■ **Exercise details**
Of all the lines in the records below, how many hold the word "York"? Give the number alone.

══ Records to use ══

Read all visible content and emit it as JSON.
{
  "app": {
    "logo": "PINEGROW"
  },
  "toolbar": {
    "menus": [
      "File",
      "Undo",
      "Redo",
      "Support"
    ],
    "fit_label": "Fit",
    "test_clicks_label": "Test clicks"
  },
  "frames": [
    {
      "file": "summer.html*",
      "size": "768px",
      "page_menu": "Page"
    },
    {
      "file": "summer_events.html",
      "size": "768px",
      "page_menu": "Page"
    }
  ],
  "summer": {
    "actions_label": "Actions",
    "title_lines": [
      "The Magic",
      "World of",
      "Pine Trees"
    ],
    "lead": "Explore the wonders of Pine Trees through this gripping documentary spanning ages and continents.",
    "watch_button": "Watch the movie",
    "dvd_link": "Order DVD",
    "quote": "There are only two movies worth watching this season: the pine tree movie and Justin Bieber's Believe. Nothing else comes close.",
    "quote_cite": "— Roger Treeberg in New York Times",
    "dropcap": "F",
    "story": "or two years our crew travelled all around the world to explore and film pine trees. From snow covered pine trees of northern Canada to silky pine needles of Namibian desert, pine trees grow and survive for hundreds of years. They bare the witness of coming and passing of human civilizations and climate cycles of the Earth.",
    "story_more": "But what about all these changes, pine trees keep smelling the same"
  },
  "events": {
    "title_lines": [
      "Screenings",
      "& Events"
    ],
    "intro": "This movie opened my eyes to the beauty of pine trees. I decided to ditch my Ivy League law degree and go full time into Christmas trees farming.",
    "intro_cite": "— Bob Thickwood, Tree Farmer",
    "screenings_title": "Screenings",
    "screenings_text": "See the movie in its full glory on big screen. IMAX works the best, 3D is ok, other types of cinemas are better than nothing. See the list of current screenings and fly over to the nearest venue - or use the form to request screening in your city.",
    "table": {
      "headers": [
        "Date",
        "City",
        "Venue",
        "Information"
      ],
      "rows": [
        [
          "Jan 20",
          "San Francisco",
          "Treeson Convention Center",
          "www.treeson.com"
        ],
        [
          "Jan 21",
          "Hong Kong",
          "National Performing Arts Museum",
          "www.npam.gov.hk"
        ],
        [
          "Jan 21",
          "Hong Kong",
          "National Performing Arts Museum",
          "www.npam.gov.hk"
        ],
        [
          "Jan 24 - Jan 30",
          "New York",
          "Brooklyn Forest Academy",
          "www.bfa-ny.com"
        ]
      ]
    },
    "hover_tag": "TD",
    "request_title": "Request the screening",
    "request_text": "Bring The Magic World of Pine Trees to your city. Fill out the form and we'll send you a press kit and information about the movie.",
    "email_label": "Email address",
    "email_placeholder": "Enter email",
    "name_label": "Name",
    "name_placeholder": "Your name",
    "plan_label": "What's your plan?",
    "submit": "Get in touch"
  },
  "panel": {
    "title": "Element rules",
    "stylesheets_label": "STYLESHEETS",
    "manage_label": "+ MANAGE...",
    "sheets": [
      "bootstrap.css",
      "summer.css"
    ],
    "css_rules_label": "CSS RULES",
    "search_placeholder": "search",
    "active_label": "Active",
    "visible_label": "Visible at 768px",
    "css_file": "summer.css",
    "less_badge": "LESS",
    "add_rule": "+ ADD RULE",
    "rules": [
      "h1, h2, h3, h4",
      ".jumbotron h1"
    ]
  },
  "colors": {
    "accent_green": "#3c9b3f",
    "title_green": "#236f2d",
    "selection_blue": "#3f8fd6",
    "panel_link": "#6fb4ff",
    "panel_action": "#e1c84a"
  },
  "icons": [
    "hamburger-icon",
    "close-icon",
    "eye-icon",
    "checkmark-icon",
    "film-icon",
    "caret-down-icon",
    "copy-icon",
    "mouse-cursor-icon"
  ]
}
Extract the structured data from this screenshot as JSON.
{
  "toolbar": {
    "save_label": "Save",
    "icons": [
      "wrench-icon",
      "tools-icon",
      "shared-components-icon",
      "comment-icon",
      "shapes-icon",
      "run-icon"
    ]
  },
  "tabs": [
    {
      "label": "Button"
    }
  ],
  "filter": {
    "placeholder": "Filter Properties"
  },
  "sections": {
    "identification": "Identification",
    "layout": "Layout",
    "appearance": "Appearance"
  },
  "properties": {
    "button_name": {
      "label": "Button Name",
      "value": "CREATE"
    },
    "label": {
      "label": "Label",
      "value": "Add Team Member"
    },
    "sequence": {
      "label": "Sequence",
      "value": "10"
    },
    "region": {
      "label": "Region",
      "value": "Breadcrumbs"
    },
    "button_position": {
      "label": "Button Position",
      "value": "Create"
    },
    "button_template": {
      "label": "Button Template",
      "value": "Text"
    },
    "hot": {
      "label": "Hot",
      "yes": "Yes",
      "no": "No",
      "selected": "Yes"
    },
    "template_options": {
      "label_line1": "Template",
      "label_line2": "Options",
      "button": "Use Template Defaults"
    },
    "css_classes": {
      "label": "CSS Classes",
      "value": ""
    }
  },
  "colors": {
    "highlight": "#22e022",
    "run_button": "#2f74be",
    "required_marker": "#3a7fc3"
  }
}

═══
══ Records to use ══

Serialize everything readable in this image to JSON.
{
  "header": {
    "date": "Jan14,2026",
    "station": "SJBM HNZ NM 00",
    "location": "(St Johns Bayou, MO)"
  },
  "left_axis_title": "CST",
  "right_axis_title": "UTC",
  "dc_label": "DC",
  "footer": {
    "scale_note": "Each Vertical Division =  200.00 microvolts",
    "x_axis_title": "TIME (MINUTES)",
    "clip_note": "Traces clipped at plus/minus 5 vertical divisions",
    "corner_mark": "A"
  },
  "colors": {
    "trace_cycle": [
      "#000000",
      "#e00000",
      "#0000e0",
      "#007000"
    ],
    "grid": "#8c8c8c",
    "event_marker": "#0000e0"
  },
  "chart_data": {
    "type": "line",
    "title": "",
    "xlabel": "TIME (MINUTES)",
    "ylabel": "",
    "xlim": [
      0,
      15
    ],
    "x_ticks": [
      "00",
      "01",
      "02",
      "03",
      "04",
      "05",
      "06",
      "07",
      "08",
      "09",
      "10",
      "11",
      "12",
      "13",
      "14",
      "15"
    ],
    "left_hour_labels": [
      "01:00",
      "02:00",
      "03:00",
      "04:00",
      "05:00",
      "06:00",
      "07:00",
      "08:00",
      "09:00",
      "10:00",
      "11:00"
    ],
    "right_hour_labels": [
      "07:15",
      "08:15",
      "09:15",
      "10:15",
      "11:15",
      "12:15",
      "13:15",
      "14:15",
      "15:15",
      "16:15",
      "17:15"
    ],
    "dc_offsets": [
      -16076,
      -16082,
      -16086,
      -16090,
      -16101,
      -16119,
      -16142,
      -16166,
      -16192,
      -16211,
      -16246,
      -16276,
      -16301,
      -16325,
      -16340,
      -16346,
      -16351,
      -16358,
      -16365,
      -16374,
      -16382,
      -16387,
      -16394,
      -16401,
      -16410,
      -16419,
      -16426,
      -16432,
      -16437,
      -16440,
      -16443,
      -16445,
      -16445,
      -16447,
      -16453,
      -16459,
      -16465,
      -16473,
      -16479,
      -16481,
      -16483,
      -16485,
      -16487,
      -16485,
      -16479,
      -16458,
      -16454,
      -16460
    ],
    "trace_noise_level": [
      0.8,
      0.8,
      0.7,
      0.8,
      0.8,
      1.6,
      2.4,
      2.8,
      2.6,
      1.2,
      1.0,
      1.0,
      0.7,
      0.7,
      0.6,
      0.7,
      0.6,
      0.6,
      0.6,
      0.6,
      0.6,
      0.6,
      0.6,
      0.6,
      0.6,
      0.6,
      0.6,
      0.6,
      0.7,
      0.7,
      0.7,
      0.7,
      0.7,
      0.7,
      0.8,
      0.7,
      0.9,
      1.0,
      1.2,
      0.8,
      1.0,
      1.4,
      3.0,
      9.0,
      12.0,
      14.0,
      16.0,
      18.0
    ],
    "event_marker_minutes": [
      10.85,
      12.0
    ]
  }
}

═══

■ **Response to the task**
2